Dataset records:
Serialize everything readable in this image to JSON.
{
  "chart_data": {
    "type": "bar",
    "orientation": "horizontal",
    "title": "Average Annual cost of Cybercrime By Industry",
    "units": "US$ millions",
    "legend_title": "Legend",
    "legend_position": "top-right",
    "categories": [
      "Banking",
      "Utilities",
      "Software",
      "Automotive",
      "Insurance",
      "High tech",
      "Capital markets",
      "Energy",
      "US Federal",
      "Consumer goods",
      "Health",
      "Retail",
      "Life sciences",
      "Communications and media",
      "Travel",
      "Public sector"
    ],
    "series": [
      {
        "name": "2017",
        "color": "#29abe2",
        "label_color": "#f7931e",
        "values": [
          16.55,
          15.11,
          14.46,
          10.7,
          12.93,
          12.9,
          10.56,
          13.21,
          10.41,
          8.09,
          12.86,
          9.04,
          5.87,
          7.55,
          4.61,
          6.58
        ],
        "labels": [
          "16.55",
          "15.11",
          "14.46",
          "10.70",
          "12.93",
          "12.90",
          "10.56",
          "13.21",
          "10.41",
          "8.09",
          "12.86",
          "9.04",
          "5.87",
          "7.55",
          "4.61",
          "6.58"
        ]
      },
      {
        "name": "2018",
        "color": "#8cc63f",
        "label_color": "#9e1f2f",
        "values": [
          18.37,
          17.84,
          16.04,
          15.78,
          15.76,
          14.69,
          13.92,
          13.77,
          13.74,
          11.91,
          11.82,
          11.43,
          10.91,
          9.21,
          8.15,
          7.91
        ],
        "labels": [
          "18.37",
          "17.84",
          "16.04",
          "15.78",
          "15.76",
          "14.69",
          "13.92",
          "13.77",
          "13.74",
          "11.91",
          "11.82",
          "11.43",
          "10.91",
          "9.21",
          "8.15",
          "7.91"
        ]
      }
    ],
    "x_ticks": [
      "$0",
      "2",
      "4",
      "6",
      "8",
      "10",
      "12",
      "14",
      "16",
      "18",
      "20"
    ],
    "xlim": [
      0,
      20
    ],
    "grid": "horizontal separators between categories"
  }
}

Challenge: Restate all of the entries exactly, please.

Solution:
Serialize everything readable in this image to JSON.
{
  "chart_data": {
    "type": "bar",
    "orientation": "horizontal",
    "title": "Average Annual cost of Cybercrime By Industry",
    "units": "US$ millions",
    "legend_title": "Legend",
    "legend_position": "top-right",
    "categories": [
      "Banking",
      "Utilities",
      "Software",
      "Automotive",
      "Insurance",
      "High tech",
      "Capital markets",
      "Energy",
      "US Federal",
      "Consumer goods",
      "Health",
      "Retail",
      "Life sciences",
      "Communications and media",
      "Travel",
      "Public sector"
    ],
    "series": [
      {
        "name": "2017",
        "color": "#29abe2",
        "label_color": "#f7931e",
        "values": [
          16.55,
          15.11,
          14.46,
          10.7,
          12.93,
          12.9,
          10.56,
          13.21,
          10.41,
          8.09,
          12.86,
          9.04,
          5.87,
          7.55,
          4.61,
          6.58
        ],
        "labels": [
          "16.55",
          "15.11",
          "14.46",
          "10.70",
          "12.93",
          "12.90",
          "10.56",
          "13.21",
          "10.41",
          "8.09",
          "12.86",
          "9.04",
          "5.87",
          "7.55",
          "4.61",
          "6.58"
        ]
      },
      {
        "name": "2018",
        "color": "#8cc63f",
        "label_color": "#9e1f2f",
        "values": [
          18.37,
          17.84,
          16.04,
          15.78,
          15.76,
          14.69,
          13.92,
          13.77,
          13.74,
          11.91,
          11.82,
          11.43,
          10.91,
          9.21,
          8.15,
          7.91
        ],
        "labels": [
          "18.37",
          "17.84",
          "16.04",
          "15.78",
          "15.76",
          "14.69",
          "13.92",
          "13.77",
          "13.74",
          "11.91",
          "11.82",
          "11.43",
          "10.91",
          "9.21",
          "8.15",
          "7.91"
        ]
      }
    ],
    "x_ticks": [
      "$0",
      "2",
      "4",
      "6",
      "8",
      "10",
      "12",
      "14",
      "16",
      "18",
      "20"
    ],
    "xlim": [
      0,
      20
    ],
    "grid": "horizontal separators between categories"
  }
}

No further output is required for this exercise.